**Figure record listings:**
++++++++++++++++++++

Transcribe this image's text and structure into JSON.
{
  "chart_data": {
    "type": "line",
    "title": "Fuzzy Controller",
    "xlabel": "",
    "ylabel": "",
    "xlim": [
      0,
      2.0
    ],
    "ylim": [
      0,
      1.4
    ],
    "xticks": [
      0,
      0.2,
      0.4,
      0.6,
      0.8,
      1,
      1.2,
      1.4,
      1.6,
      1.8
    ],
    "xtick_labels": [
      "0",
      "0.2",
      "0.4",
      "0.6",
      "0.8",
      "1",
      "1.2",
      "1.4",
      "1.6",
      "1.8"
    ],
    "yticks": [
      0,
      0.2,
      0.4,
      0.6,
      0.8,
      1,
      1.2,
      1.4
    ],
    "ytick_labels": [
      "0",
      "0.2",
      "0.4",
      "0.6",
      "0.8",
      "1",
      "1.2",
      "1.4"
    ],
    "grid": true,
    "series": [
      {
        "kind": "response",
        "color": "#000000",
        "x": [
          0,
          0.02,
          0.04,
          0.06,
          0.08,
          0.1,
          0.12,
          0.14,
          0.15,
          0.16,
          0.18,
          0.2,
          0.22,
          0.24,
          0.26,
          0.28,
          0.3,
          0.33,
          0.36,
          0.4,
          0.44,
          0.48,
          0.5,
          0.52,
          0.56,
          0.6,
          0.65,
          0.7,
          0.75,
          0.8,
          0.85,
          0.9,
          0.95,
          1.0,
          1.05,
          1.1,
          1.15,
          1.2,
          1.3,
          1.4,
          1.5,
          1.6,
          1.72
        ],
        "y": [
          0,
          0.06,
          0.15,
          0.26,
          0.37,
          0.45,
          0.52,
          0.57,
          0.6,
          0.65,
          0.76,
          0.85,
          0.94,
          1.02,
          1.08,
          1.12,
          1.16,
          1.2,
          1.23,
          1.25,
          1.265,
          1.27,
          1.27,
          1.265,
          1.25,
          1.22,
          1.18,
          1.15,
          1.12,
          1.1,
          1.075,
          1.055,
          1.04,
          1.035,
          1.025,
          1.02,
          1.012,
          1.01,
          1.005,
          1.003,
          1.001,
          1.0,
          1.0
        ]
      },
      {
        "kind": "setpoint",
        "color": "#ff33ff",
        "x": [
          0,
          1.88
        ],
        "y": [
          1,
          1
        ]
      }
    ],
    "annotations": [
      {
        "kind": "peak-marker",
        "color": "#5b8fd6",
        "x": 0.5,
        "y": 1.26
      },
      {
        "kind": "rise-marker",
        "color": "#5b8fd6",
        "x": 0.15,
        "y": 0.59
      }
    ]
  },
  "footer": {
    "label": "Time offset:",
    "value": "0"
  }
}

++++++++++++++++++++

**Directive:**
Using the records above, find and show each line with the string "kind".

**Answer to this task:**
        "kind": "response",
        "kind": "setpoint",
        "kind": "peak-marker",
        "kind": "rise-marker",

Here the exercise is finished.